_Instruction:_ Track down each line that has the word "uvjerenje" and copy it.

_Records for the task:_
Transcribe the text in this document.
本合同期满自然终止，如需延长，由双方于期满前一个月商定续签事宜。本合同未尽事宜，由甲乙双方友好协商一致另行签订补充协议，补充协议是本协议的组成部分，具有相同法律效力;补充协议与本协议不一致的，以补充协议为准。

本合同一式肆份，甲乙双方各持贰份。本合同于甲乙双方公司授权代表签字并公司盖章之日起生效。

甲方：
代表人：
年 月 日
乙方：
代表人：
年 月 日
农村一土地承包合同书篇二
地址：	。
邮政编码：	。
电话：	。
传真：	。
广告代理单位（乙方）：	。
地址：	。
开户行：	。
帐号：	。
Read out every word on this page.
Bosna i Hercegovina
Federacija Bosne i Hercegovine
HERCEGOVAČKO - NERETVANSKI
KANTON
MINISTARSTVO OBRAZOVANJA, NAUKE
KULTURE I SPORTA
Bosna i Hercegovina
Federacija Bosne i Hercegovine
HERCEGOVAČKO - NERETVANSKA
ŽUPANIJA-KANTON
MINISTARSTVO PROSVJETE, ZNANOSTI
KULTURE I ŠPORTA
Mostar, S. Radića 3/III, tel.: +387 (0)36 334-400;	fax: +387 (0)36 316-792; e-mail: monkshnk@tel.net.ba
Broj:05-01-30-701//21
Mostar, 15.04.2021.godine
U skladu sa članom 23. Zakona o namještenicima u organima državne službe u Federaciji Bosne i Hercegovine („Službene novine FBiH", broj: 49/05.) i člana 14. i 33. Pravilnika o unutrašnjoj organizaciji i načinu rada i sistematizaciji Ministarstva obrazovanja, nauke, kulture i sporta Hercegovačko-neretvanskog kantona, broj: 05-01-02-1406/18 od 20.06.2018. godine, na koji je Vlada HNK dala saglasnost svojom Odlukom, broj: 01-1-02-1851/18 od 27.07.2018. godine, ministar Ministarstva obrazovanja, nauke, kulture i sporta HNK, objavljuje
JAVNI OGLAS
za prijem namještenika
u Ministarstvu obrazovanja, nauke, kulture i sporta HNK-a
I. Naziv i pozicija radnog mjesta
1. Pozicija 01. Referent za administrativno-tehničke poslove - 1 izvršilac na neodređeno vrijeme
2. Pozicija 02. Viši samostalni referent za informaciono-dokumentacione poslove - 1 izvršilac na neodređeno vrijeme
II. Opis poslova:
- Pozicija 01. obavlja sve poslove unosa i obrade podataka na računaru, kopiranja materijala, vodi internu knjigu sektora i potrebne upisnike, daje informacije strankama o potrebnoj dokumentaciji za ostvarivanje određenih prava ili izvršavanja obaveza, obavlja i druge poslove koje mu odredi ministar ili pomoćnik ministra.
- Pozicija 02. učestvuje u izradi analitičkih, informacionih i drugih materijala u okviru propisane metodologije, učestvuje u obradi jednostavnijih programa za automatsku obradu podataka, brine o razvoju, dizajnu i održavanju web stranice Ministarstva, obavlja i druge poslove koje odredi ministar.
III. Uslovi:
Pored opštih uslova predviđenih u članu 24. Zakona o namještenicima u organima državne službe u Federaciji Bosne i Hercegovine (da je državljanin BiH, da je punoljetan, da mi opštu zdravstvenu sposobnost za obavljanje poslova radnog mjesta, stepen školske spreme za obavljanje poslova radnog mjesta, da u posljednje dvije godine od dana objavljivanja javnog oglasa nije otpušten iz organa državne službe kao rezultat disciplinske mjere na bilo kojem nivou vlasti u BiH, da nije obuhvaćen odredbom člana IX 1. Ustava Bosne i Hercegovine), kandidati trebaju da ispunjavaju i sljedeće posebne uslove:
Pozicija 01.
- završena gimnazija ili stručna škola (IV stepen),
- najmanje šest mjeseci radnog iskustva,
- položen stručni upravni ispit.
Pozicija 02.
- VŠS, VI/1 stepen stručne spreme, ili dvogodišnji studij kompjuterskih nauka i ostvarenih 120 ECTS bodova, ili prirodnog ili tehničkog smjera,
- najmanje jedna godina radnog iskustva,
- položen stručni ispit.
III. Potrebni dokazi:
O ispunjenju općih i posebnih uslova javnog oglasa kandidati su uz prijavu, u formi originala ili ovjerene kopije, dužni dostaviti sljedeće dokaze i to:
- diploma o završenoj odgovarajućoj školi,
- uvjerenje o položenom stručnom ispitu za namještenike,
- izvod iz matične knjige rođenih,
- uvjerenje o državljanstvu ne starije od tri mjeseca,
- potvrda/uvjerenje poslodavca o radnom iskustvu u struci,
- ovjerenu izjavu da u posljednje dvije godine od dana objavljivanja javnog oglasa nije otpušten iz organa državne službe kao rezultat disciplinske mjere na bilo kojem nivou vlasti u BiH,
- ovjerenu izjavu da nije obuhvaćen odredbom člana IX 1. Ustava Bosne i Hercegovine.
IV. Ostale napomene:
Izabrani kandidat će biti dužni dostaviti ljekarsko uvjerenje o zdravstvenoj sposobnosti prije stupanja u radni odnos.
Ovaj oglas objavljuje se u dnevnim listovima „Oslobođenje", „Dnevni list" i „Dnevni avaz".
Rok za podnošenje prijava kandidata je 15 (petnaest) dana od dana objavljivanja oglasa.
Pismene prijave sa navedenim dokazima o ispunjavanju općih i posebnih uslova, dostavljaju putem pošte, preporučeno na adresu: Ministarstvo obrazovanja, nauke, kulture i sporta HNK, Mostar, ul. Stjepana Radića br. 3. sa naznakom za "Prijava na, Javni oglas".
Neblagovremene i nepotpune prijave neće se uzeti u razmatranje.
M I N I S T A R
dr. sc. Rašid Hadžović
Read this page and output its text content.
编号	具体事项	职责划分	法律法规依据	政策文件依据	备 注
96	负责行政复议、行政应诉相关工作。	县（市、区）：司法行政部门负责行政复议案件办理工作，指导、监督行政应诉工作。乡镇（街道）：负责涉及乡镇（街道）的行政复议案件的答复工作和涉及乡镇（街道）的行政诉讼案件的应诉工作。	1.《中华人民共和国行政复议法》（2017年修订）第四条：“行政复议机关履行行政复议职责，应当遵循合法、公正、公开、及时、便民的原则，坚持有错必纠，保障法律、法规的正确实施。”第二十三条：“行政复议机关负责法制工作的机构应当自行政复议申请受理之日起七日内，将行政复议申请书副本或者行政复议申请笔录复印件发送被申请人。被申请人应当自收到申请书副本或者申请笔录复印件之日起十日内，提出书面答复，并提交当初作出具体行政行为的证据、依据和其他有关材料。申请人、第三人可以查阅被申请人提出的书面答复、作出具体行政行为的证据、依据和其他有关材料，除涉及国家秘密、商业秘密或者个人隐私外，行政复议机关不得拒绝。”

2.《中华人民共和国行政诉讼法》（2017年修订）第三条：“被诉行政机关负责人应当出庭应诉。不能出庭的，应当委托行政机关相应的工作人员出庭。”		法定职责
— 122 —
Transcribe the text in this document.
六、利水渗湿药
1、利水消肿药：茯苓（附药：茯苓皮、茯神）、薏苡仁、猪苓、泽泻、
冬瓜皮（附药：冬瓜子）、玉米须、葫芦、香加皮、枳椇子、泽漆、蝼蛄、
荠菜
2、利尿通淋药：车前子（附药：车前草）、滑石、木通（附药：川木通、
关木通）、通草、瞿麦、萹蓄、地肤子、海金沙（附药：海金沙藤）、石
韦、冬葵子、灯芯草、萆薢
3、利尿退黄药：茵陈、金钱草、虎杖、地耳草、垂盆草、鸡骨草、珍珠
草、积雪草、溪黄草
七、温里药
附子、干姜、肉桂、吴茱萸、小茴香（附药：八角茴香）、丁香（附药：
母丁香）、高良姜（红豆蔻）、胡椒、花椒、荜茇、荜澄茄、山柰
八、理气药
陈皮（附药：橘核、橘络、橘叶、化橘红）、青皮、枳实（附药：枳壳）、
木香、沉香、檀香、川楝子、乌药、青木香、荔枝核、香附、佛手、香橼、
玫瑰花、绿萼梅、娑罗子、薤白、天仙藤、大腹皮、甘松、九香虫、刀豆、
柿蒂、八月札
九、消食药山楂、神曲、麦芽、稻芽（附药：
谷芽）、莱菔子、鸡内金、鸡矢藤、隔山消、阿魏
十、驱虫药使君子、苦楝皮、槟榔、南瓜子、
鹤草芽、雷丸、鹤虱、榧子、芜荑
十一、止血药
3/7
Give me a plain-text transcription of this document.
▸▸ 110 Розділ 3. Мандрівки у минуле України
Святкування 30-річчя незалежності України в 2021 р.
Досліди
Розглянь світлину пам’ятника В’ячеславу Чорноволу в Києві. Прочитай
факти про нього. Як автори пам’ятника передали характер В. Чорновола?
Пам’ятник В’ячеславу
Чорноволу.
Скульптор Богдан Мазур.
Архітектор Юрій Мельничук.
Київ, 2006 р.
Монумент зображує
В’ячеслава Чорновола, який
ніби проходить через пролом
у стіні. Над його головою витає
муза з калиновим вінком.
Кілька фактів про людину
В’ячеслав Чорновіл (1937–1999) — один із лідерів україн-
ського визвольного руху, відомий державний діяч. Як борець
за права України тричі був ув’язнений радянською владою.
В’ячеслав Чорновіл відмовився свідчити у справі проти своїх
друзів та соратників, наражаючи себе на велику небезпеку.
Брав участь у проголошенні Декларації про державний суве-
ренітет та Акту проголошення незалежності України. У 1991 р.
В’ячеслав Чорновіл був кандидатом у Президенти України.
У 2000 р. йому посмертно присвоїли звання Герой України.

_Answer to this problem:_
- uvjerenje o položenom stručnom ispitu za namještenike,
- uvjerenje o državljanstvu ne starije od tri mjeseca,
- potvrda/uvjerenje poslodavca o radnom iskustvu u struci,
Izabrani kandidat će biti dužni dostaviti ljekarsko uvjerenje o zdravstvenoj sposobnosti prije stupanja u radni odnos.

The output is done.